■ **Task prompt**
Render the material again word for word, skipping the pictures in it.

## Begin

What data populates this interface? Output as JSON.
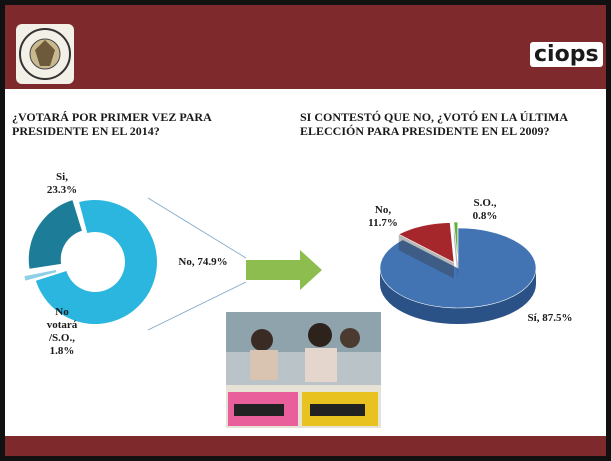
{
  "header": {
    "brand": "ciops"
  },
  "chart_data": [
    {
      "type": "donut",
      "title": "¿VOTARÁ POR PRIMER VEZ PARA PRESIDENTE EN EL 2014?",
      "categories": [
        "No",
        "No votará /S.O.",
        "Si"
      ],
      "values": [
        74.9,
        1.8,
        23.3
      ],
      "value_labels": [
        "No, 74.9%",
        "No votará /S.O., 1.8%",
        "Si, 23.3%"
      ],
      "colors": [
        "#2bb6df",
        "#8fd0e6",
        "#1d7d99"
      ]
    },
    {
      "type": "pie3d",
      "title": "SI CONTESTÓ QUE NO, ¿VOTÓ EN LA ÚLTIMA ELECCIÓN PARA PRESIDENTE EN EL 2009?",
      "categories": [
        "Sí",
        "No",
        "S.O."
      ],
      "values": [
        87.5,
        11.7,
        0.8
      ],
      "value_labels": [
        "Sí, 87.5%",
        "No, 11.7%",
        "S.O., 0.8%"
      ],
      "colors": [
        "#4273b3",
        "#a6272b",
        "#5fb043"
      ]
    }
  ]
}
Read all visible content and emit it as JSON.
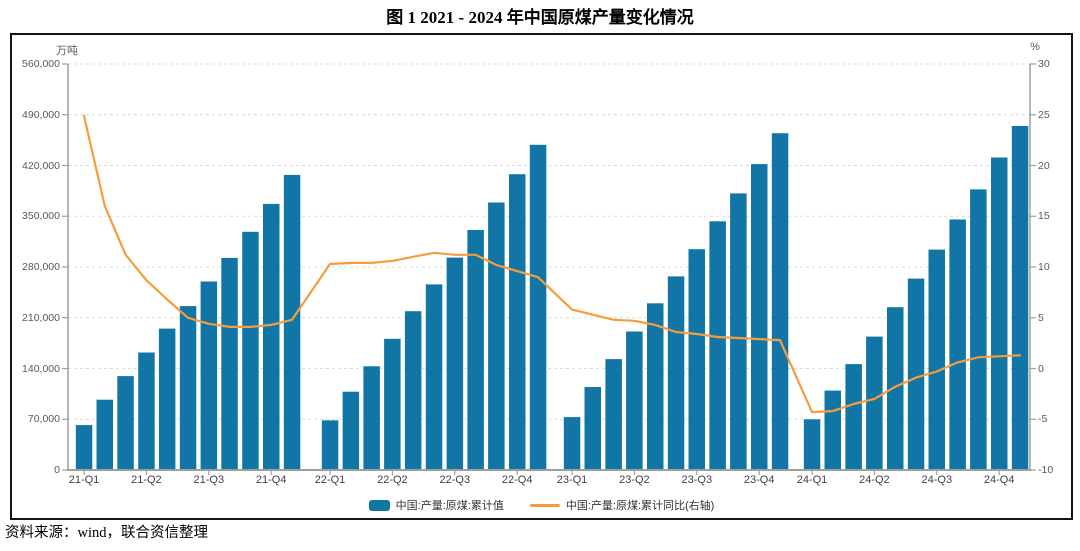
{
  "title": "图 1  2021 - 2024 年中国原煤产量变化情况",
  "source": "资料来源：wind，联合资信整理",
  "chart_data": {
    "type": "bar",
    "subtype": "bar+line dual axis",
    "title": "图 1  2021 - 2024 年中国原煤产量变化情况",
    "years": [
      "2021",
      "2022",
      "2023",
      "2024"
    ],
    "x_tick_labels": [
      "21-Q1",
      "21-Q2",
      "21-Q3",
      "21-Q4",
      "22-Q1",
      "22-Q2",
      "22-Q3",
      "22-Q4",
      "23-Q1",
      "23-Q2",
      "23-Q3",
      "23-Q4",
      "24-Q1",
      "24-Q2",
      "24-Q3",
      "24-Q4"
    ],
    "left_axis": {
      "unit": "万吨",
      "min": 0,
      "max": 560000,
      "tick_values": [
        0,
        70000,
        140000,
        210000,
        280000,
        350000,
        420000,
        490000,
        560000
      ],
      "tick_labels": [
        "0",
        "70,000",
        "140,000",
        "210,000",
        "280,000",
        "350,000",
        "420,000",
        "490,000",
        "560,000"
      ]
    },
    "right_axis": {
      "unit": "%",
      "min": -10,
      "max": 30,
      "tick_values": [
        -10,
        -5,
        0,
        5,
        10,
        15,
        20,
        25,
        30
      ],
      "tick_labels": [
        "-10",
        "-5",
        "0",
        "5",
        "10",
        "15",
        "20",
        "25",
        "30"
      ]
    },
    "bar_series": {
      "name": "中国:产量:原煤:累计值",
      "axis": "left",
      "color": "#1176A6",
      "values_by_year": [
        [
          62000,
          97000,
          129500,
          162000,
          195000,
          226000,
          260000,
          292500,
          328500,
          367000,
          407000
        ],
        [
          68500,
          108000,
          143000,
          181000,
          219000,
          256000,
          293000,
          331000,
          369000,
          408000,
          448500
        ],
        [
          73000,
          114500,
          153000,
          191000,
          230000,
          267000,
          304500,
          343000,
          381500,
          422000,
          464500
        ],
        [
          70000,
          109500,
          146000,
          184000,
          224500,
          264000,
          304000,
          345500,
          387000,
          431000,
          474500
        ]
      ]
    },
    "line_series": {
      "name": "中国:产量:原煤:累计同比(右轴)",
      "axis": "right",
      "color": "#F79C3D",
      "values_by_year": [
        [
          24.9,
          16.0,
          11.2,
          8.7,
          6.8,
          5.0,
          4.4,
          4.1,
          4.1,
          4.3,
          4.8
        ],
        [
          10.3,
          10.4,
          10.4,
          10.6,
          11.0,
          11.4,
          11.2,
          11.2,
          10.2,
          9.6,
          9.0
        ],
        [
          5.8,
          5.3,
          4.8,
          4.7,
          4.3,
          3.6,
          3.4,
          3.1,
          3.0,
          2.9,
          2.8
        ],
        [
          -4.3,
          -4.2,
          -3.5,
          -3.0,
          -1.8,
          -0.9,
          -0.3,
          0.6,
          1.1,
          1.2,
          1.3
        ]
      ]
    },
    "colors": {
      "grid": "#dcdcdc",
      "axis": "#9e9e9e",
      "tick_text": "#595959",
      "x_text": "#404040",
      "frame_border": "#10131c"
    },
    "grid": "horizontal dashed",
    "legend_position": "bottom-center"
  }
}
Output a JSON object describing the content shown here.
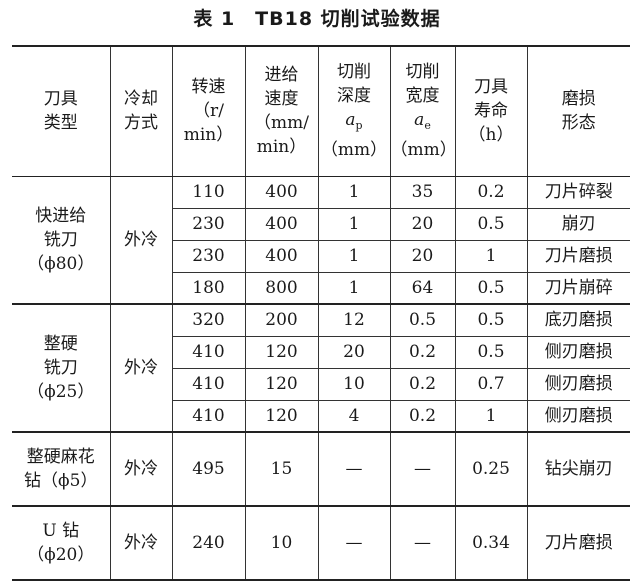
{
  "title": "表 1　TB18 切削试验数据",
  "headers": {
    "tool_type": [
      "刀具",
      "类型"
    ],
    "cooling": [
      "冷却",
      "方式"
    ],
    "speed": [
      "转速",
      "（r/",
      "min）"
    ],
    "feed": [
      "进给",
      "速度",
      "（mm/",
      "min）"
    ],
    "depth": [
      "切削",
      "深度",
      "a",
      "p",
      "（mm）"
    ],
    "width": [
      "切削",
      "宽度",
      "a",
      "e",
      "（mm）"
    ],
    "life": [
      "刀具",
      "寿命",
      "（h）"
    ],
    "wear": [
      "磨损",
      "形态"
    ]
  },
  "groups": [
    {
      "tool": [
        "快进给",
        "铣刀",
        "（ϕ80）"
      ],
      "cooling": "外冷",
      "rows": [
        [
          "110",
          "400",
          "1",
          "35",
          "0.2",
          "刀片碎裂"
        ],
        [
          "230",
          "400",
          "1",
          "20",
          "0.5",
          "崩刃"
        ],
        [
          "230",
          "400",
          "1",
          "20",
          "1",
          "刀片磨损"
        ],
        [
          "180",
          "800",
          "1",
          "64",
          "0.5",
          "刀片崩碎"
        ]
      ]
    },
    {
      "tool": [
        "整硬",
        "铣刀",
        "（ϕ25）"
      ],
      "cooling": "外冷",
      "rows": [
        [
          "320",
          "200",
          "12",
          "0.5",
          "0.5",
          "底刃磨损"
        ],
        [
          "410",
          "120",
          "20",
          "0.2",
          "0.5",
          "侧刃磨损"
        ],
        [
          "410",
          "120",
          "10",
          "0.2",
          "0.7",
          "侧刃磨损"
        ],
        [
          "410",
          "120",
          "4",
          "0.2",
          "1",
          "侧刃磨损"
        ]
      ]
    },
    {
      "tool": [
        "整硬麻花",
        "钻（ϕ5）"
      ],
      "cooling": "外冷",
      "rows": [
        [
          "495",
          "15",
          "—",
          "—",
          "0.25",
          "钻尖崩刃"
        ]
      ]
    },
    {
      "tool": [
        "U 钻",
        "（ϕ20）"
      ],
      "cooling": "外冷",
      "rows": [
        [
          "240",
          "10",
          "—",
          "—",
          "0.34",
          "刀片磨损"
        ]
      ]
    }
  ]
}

## End

■ **Solution for this task**
What data populates this interface? Output as JSON.
{
  "header": {
    "brand": "ciops"
  },
  "chart_data": [
    {
      "type": "donut",
      "title": "¿VOTARÁ POR PRIMER VEZ PARA PRESIDENTE EN EL 2014?",
      "categories": [
        "No",
        "No votará /S.O.",
        "Si"
      ],
      "values": [
        74.9,
        1.8,
        23.3
      ],
      "value_labels": [
        "No, 74.9%",
        "No votará /S.O., 1.8%",
        "Si, 23.3%"
      ],
      "colors": [
        "#2bb6df",
        "#8fd0e6",
        "#1d7d99"
      ]
    },
    {
      "type": "pie3d",
      "title": "SI CONTESTÓ QUE NO, ¿VOTÓ EN LA ÚLTIMA ELECCIÓN PARA PRESIDENTE EN EL 2009?",
      "categories": [
        "Sí",
        "No",
        "S.O."
      ],
      "values": [
        87.5,
        11.7,
        0.8
      ],
      "value_labels": [
        "Sí, 87.5%",
        "No, 11.7%",
        "S.O., 0.8%"
      ],
      "colors": [
        "#4273b3",
        "#a6272b",
        "#5fb043"
      ]
    }
  ]
}
Read all visible content and emit it as JSON.
{
  "title": "图 1  2021 - 2024 年中国原煤产量变化情况",
  "source": "资料来源：wind，联合资信整理",
  "chart_data": {
    "type": "bar",
    "subtype": "bar+line dual axis",
    "title": "图 1  2021 - 2024 年中国原煤产量变化情况",
    "years": [
      "2021",
      "2022",
      "2023",
      "2024"
    ],
    "x_tick_labels": [
      "21-Q1",
      "21-Q2",
      "21-Q3",
      "21-Q4",
      "22-Q1",
      "22-Q2",
      "22-Q3",
      "22-Q4",
      "23-Q1",
      "23-Q2",
      "23-Q3",
      "23-Q4",
      "24-Q1",
      "24-Q2",
      "24-Q3",
      "24-Q4"
    ],
    "left_axis": {
      "unit": "万吨",
      "min": 0,
      "max": 560000,
      "tick_values": [
        0,
        70000,
        140000,
        210000,
        280000,
        350000,
        420000,
        490000,
        560000
      ],
      "tick_labels": [
        "0",
        "70,000",
        "140,000",
        "210,000",
        "280,000",
        "350,000",
        "420,000",
        "490,000",
        "560,000"
      ]
    },
    "right_axis": {
      "unit": "%",
      "min": -10,
      "max": 30,
      "tick_values": [
        -10,
        -5,
        0,
        5,
        10,
        15,
        20,
        25,
        30
      ],
      "tick_labels": [
        "-10",
        "-5",
        "0",
        "5",
        "10",
        "15",
        "20",
        "25",
        "30"
      ]
    },
    "bar_series": {
      "name": "中国:产量:原煤:累计值",
      "axis": "left",
      "color": "#1176A6",
      "values_by_year": [
        [
          62000,
          97000,
          129500,
          162000,
          195000,
          226000,
          260000,
          292500,
          328500,
          367000,
          407000
        ],
        [
          68500,
          108000,
          143000,
          181000,
          219000,
          256000,
          293000,
          331000,
          369000,
          408000,
          448500
        ],
        [
          73000,
          114500,
          153000,
          191000,
          230000,
          267000,
          304500,
          343000,
          381500,
          422000,
          464500
        ],
        [
          70000,
          109500,
          146000,
          184000,
          224500,
          264000,
          304000,
          345500,
          387000,
          431000,
          474500
        ]
      ]
    },
    "line_series": {
      "name": "中国:产量:原煤:累计同比(右轴)",
      "axis": "right",
      "color": "#F79C3D",
      "values_by_year": [
        [
          24.9,
          16.0,
          11.2,
          8.7,
          6.8,
          5.0,
          4.4,
          4.1,
          4.1,
          4.3,
          4.8
        ],
        [
          10.3,
          10.4,
          10.4,
          10.6,
          11.0,
          11.4,
          11.2,
          11.2,
          10.2,
          9.6,
          9.0
        ],
        [
          5.8,
          5.3,
          4.8,
          4.7,
          4.3,
          3.6,
          3.4,
          3.1,
          3.0,
          2.9,
          2.8
        ],
        [
          -4.3,
          -4.2,
          -3.5,
          -3.0,
          -1.8,
          -0.9,
          -0.3,
          0.6,
          1.1,
          1.2,
          1.3
        ]
      ]
    },
    "colors": {
      "grid": "#dcdcdc",
      "axis": "#9e9e9e",
      "tick_text": "#595959",
      "x_text": "#404040",
      "frame_border": "#10131c"
    },
    "grid": "horizontal dashed",
    "legend_position": "bottom-center"
  }
}
Output a JSON object describing the content shown here.
{
  "title": "表 1　TB18 切削试验数据",
  "headers": {
    "tool_type": [
      "刀具",
      "类型"
    ],
    "cooling": [
      "冷却",
      "方式"
    ],
    "speed": [
      "转速",
      "（r/",
      "min）"
    ],
    "feed": [
      "进给",
      "速度",
      "（mm/",
      "min）"
    ],
    "depth": [
      "切削",
      "深度",
      "a",
      "p",
      "（mm）"
    ],
    "width": [
      "切削",
      "宽度",
      "a",
      "e",
      "（mm）"
    ],
    "life": [
      "刀具",
      "寿命",
      "（h）"
    ],
    "wear": [
      "磨损",
      "形态"
    ]
  },
  "groups": [
    {
      "tool": [
        "快进给",
        "铣刀",
        "（ϕ80）"
      ],
      "cooling": "外冷",
      "rows": [
        [
          "110",
          "400",
          "1",
          "35",
          "0.2",
          "刀片碎裂"
        ],
        [
          "230",
          "400",
          "1",
          "20",
          "0.5",
          "崩刃"
        ],
        [
          "230",
          "400",
          "1",
          "20",
          "1",
          "刀片磨损"
        ],
        [
          "180",
          "800",
          "1",
          "64",
          "0.5",
          "刀片崩碎"
        ]
      ]
    },
    {
      "tool": [
        "整硬",
        "铣刀",
        "（ϕ25）"
      ],
      "cooling": "外冷",
      "rows": [
        [
          "320",
          "200",
          "12",
          "0.5",
          "0.5",
          "底刃磨损"
        ],
        [
          "410",
          "120",
          "20",
          "0.2",
          "0.5",
          "侧刃磨损"
        ],
        [
          "410",
          "120",
          "10",
          "0.2",
          "0.7",
          "侧刃磨损"
        ],
        [
          "410",
          "120",
          "4",
          "0.2",
          "1",
          "侧刃磨损"
        ]
      ]
    },
    {
      "tool": [
        "整硬麻花",
        "钻（ϕ5）"
      ],
      "cooling": "外冷",
      "rows": [
        [
          "495",
          "15",
          "—",
          "—",
          "0.25",
          "钻尖崩刃"
        ]
      ]
    },
    {
      "tool": [
        "U 钻",
        "（ϕ20）"
      ],
      "cooling": "外冷",
      "rows": [
        [
          "240",
          "10",
          "—",
          "—",
          "0.34",
          "刀片磨损"
        ]
      ]
    }
  ]
}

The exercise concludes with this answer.